◆ DOCUMENT EXTRACT:

--- Start ---

# Staghorn Algae How do I find the route cause ?



## Keys_Tanks (1 Nov 2021)

Hi guys. 
I have been struggling with Staghorn algae in my low tech aquarium. 
Specs-

30x30x30 cube 
hang on back filter 
Asta 20 light 
lightly planted. 
shrimp only tank

regimes-

1 50% waterchanges per week. 
1 pump of tropica specialised 

live in a relatively hard water area. 

TDS in tank 310 
TDS from water supply 160 

Previously this tank used to be essentially algae free. apart from the odd bit on the glass but that's when I used to have masses of salvinia and I slowly after 1 year with it I removed it but only recently I have noticed I'm struggling with the presence of the ugly staghorn. 

what I've started doing to try and find the route to the problem at hand- 


clean filter every 3 week
2 50% WC instead of 1
remove all affected leaves
this isn't to find the cause but I have been spot dosing Easy Carbo this kills it off in no time on my Buce and anubias.
-turkey baster to disturb detritus during WC 

what I am considering doing-

reducing photo period(unfortunately I cannot reduce the intensity as I have always set it at low. and I have fixed it to a shelf up above. 

I will attach multiple photos could people please help me find find the cause I'm not bothered about just doing the easy carbo and rather have a healthy tank. 

Thanks 

Josh 



















Sent from my SM-G965F using Tapatalk


----------



## MichaelJ (1 Nov 2021)

In addition to what you're already doing, lowering the light intensity would be my first choice - If you cant dial it further down, perhaps you can cover up the light a bit with a few strips of black waterproof electrical tape or even better, cover the tank with a  piece of frosted acrylic sheet and/or add some floating plants.  Also make sure you have good flow/circulation throughout the tank. 


Keys_Tanks said:


> 1 pump of tropica specialised


How many times per week?

Cheers,
Michael


----------



## ceg4048 (1 Nov 2021)

Keys_Tanks said:


> Previously this tank used to be essentially algae free. apart from the odd bit on the glass but that's when I used to have masses of salvinia and I slowly after 1 year with it I removed it but only recently I have noticed I'm struggling with the presence of the ugly staghorn.


Hello,
         This offers an insight into the root cause. This is primarily a CO2 related algae and the demand for CO2 is related to the light intensity. The salvinia helped to block some of the light, but it's removal increased the amount of light penetration.
Reducing the duration is only helpful if the intensity is also reduced. There are lots of ways to reduce the intensity as noted by MichaelJ. You can add any kind of obstacle between the lamp and water including thin sheets of cheesecloth.

Cheers,


----------



## Keys_Tanks (1 Nov 2021)

Hey @MichaelJ ! 

Thanks for the comment. seem to have forgotten to put the frequency for ferts. literally 2 twice per week of a pump of specialised. 

I used to add more. but originally i thought it was a ferts related issue. 

Thanks 
Josh 

Sent from my SM-G965F using Tapatalk


----------



## Keys_Tanks (1 Nov 2021)

--- End ---

◆ TASKS TO CARRY OUT:
• A. In the records, begin at the line that has "x-tick-label: 10000 bbox=[698, 874, 726, 950]" and stop after the line that has "chart-subtitle: (2019 - 2022)". Format those lines, blank ones excluded, as a Markdown table with the columns Row and Line.
• B. Continue the staghorn algae thread from where it stops.

◆ ENTRIES SUPPLIED:
--- Start ---

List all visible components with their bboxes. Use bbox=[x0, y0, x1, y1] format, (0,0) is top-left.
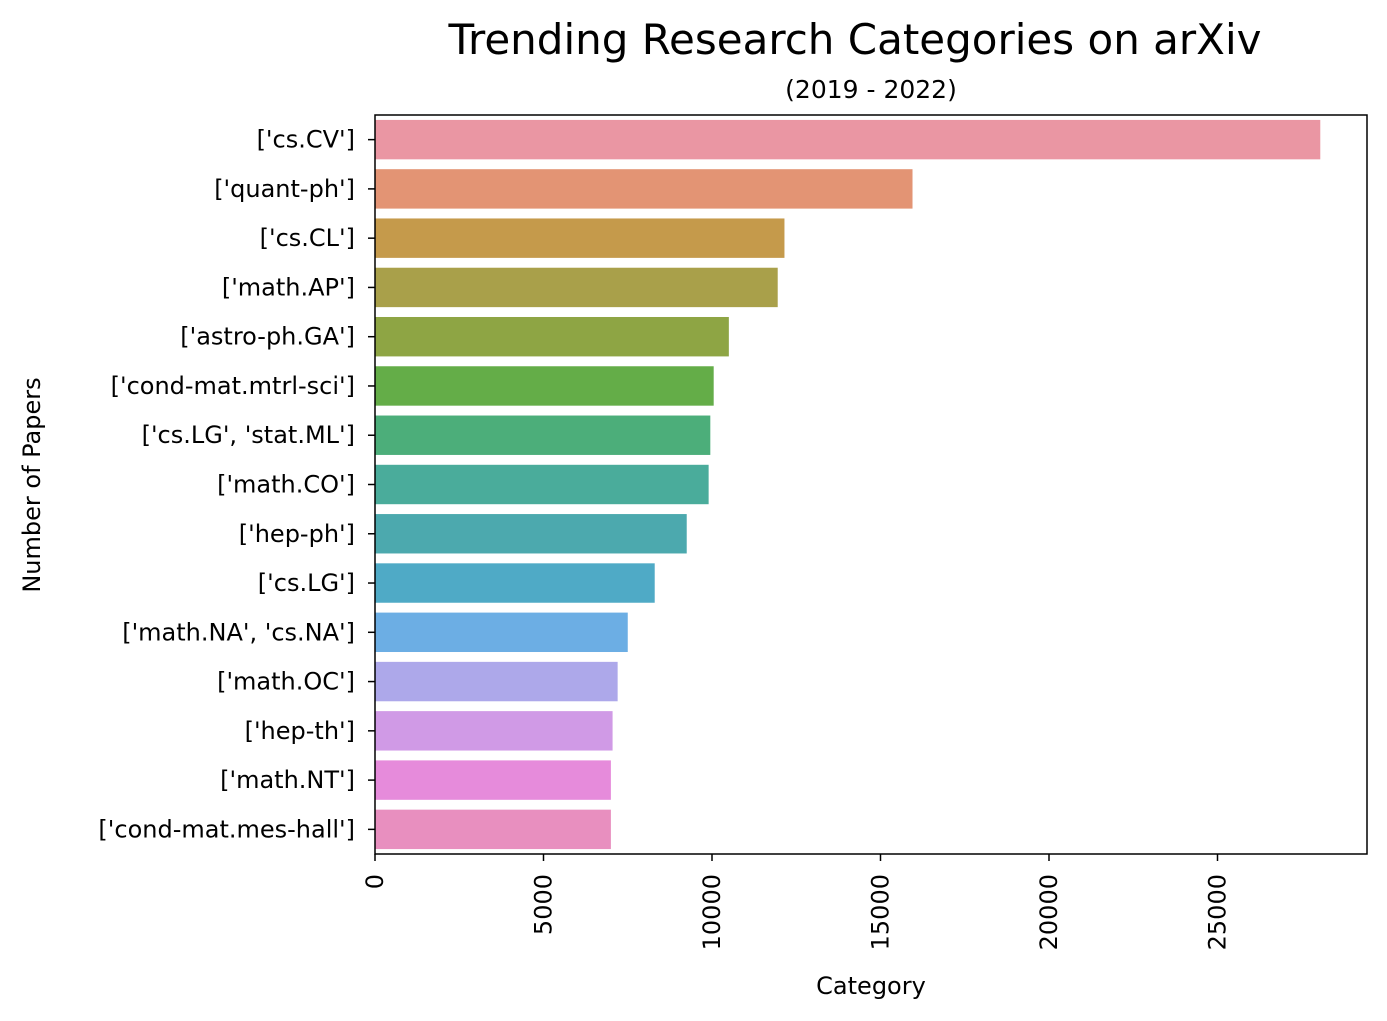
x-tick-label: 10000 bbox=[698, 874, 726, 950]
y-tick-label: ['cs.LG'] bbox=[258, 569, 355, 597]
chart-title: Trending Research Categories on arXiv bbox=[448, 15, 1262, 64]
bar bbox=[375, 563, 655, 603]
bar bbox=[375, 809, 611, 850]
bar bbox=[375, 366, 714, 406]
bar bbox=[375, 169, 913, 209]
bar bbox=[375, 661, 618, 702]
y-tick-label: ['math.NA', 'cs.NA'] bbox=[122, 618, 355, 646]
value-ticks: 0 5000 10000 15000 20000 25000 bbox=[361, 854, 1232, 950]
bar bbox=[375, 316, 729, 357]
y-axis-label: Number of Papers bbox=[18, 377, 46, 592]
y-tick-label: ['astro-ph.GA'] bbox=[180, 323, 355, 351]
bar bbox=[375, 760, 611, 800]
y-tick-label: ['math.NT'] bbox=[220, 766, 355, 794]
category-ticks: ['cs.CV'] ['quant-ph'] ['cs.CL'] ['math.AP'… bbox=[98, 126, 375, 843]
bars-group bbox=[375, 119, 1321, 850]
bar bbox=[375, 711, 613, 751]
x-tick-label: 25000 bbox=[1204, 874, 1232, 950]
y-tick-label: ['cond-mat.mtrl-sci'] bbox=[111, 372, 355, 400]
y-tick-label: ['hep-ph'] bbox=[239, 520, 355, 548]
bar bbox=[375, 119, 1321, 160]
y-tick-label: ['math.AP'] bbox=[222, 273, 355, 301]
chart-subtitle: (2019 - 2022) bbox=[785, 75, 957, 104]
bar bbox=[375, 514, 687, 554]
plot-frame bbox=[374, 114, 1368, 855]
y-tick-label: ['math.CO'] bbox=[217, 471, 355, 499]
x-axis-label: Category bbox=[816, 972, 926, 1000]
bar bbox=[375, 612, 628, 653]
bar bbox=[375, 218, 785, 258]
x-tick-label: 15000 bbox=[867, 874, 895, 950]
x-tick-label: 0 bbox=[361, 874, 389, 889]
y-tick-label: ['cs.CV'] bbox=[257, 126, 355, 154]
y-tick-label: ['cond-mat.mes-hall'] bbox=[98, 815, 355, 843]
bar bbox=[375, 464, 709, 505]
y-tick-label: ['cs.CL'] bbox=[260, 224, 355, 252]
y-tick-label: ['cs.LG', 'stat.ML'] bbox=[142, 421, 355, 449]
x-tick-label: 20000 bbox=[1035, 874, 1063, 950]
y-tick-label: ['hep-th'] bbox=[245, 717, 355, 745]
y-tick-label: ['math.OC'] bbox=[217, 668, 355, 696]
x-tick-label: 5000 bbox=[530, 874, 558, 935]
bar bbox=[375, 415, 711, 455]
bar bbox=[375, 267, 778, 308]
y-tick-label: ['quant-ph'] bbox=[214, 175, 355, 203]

--- End ---

◆ WRITTEN RESPONSES:
• A.
| Row | Line |
|---|---|
| 1 | x-tick-label: 10000 bbox=[698, 874, 726, 950] |
| 2 | y-tick-label: ['cs.LG'] bbox=[258, 569, 355, 597] |
| 3 | chart-title: Trending Research Categories on arXiv bbox=[448, 15, 1262, 64] |
| 4 | bar bbox=[375, 563, 655, 603] |
| 5 | bar bbox=[375, 809, 611, 850] |
| 6 | bar bbox=[375, 366, 714, 406] |
| 7 | bar bbox=[375, 169, 913, 209] |
| 8 | bar bbox=[375, 661, 618, 702] |
| 9 | y-tick-label: ['math.NA', 'cs.NA'] bbox=[122, 618, 355, 646] |
| 10 | value-ticks: 0 5000 10000 15000 20000 25000 bbox=[361, 854, 1232, 950] |
| 11 | bar bbox=[375, 316, 729, 357] |
| 12 | y-axis-label: Number of Papers bbox=[18, 377, 46, 592] |
| 13 | y-tick-label: ['astro-ph.GA'] bbox=[180, 323, 355, 351] |
| 14 | bar bbox=[375, 760, 611, 800] |
| 15 | y-tick-label: ['math.NT'] bbox=[220, 766, 355, 794] |
| 16 | category-ticks: ['cs.CV'] ['quant-ph'] ['cs.CL'] ['math.AP'… bbox=[98, 126, 375, 843] |
| 17 | bars-group bbox=[375, 119, 1321, 850] |
| 18 | bar bbox=[375, 711, 613, 751] |
| 19 | x-tick-label: 25000 bbox=[1204, 874, 1232, 950] |
| 20 | y-tick-label: ['cond-mat.mtrl-sci'] bbox=[111, 372, 355, 400] |
| 21 | y-tick-label: ['hep-ph'] bbox=[239, 520, 355, 548] |
| 22 | bar bbox=[375, 119, 1321, 160] |
| 23 | y-tick-label: ['math.AP'] bbox=[222, 273, 355, 301] |
| 24 | chart-subtitle: (2019 - 2022) bbox=[785, 75, 957, 104] |

• B.
Hey @ceg4048, 

Thank you for commenting. I never really thought about the relation between light intensity and co2. obviously having the tank low tech there is very limited sources of co2 available to the plants and when I'm blasting light on them they are rapidly depleting the tank.

I will have to look into some form of light reduction. trying to avoid the salvinia it grows Crazy!!!  

Thanks again 

Josh 



Sent from my SM-G965F using Tapatalk


----------



## MichaelJ (1 Nov 2021)

Keys_Tanks said:


> Hey @MichaelJ !
> 
> Thanks for the comment. seem to have forgotten to put the frequency for ferts. literally 2 twice per week of a pump of specialised.
> 
> I used to add more. but originally i thought it was a ferts related issue.


You can safely up that to what you did previously. The fertilizer you dose wont cause algae issues.
Cheers,
Michael


----------



## dw1305 (2 Nov 2021)

Hi all,



Keys_Tanks said:


> I will have to look into some form of light reduction. trying to avoid the salvinia it grows Crazy!!!


Put it back? <"Growing like crazy"> is a good thing.

What does the media in your HOB look like? I think that "outbreaks" of Staghorn may be associated with <"increased levels of dissolved organic matter">.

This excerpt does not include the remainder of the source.